**GIVEN EXERCISE:** Find and copy every line in the records that includes the string "note".

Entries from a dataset
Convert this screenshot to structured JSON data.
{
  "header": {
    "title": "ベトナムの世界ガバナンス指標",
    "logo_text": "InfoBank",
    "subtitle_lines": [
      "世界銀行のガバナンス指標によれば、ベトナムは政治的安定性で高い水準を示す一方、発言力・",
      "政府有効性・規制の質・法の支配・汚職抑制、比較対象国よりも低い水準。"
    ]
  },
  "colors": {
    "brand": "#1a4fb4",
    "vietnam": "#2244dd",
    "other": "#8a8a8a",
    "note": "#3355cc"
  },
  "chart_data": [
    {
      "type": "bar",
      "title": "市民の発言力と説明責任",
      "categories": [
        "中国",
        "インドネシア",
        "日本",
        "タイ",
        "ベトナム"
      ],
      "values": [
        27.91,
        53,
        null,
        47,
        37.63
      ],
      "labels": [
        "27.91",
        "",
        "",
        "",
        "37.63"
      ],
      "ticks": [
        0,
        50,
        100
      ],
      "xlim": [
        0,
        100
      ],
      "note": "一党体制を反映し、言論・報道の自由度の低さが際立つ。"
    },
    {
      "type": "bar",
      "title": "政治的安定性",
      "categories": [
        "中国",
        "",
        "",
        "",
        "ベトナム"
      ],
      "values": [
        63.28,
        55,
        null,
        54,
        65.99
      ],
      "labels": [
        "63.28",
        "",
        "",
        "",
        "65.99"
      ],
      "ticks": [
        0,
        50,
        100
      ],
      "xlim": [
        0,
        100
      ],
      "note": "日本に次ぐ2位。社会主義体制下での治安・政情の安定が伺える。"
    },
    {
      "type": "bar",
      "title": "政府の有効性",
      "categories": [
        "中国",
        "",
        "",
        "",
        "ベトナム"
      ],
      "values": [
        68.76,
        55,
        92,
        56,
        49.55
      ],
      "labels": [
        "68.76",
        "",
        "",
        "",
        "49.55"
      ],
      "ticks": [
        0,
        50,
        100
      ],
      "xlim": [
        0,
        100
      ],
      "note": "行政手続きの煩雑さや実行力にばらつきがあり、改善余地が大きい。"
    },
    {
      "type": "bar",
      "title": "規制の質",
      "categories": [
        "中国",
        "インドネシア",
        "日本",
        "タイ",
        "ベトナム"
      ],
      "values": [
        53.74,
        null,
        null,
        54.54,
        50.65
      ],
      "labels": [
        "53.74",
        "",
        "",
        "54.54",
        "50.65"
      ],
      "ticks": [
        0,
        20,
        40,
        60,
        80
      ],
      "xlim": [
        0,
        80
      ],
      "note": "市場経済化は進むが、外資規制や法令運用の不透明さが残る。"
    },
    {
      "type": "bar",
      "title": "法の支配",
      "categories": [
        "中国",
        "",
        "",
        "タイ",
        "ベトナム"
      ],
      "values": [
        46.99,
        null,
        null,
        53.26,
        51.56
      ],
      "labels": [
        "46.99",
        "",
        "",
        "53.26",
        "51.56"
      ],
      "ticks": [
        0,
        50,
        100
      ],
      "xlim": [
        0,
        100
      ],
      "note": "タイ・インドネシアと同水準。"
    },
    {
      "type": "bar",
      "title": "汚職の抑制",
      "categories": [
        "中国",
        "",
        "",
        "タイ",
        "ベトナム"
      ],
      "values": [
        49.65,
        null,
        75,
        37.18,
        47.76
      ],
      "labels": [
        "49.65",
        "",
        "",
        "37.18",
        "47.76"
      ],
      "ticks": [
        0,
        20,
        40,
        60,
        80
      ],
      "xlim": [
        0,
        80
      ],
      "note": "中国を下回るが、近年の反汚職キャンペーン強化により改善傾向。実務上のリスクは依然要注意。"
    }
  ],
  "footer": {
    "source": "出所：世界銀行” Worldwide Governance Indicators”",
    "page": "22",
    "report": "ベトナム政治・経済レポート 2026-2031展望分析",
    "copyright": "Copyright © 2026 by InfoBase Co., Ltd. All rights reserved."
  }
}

**RESPONSE TO THIS TASK:**
    "note": "#3355cc"
      "note": "一党体制を反映し、言論・報道の自由度の低さが際立つ。"
      "note": "日本に次ぐ2位。社会主義体制下での治安・政情の安定が伺える。"
      "note": "行政手続きの煩雑さや実行力にばらつきがあり、改善余地が大きい。"
      "note": "市場経済化は進むが、外資規制や法令運用の不透明さが残る。"
      "note": "タイ・インドネシアと同水準。"
      "note": "中国を下回るが、近年の反汚職キャンペーン強化により改善傾向。実務上のリスクは依然要注意。"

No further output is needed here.